• **PROBLEM TO WORK ON**: Of the lines in this material, how many contain "TENTANG"? Answer with a single number only.

— Begin —

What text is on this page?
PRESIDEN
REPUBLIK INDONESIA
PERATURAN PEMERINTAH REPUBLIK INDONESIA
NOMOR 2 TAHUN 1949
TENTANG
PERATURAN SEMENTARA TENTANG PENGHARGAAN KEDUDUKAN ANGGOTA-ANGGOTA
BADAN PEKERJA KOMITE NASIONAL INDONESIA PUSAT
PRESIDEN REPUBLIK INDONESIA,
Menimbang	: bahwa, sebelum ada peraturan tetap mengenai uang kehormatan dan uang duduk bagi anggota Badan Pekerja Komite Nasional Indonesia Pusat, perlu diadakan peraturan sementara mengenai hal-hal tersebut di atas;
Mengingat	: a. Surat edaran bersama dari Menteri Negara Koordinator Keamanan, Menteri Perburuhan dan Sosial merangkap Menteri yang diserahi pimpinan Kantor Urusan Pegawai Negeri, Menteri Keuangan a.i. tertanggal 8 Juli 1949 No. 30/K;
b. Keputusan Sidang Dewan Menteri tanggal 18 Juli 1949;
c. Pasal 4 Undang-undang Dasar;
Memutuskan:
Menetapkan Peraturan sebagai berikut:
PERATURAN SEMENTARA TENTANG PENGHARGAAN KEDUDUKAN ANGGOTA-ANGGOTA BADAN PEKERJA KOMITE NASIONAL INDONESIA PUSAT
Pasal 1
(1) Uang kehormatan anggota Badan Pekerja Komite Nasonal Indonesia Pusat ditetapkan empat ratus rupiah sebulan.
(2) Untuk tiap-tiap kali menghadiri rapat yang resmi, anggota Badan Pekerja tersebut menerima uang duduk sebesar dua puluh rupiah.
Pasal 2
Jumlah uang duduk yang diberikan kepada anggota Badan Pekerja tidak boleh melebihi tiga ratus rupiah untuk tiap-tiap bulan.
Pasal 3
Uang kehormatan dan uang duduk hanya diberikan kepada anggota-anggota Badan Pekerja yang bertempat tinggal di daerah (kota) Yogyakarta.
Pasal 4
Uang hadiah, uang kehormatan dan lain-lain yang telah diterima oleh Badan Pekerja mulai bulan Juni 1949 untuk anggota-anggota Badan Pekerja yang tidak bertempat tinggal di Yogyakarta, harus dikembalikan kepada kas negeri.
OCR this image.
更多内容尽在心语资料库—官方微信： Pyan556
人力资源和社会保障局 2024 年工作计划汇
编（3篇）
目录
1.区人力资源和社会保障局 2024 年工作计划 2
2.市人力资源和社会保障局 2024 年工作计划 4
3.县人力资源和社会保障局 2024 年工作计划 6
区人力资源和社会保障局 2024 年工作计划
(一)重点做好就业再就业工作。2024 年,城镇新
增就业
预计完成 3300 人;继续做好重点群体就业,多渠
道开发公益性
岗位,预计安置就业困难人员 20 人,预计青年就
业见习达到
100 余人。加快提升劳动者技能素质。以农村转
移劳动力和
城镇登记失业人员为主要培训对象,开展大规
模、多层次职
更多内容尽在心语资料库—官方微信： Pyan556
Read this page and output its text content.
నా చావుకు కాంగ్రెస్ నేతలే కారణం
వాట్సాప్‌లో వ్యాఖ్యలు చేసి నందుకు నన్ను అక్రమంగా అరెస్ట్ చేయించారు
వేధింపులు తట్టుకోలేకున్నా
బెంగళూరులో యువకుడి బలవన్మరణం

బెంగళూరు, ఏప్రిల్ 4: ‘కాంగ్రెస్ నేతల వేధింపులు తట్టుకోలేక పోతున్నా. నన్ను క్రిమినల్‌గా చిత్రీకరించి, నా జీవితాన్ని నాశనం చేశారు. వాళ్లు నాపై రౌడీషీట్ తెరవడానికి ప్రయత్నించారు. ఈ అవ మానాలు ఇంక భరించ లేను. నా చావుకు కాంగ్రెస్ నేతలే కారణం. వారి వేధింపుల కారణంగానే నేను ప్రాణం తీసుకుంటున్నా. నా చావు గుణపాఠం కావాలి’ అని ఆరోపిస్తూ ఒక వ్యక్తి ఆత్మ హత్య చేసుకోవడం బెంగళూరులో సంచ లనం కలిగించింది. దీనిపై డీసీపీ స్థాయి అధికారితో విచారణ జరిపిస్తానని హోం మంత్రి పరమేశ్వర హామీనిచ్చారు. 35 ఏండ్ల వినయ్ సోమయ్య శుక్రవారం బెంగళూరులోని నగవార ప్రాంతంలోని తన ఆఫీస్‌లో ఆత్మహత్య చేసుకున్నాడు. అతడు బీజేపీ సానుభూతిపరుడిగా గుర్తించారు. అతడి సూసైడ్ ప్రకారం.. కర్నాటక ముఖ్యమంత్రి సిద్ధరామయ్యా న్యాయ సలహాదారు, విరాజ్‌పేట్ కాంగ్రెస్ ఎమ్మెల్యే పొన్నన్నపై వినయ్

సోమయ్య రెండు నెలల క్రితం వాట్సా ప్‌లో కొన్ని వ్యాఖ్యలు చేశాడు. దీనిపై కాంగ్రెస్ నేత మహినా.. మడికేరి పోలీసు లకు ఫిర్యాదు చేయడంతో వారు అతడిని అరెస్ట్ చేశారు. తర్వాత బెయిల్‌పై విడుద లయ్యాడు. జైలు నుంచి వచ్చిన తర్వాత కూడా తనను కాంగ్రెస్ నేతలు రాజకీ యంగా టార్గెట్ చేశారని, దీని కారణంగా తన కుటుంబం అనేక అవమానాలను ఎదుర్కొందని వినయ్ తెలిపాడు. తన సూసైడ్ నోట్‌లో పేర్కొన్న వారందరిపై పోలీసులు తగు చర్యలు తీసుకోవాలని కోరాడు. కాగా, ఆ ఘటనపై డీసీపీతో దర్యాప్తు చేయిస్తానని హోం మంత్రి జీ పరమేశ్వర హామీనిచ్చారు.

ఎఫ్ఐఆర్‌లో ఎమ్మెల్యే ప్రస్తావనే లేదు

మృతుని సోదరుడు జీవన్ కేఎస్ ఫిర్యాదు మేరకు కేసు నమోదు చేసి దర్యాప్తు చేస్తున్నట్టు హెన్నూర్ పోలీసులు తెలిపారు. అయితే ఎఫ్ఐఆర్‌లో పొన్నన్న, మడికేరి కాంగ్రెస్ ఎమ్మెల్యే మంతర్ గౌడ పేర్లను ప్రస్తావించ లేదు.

— End —

• **SOLUTION TO THIS PROBLEM**: 3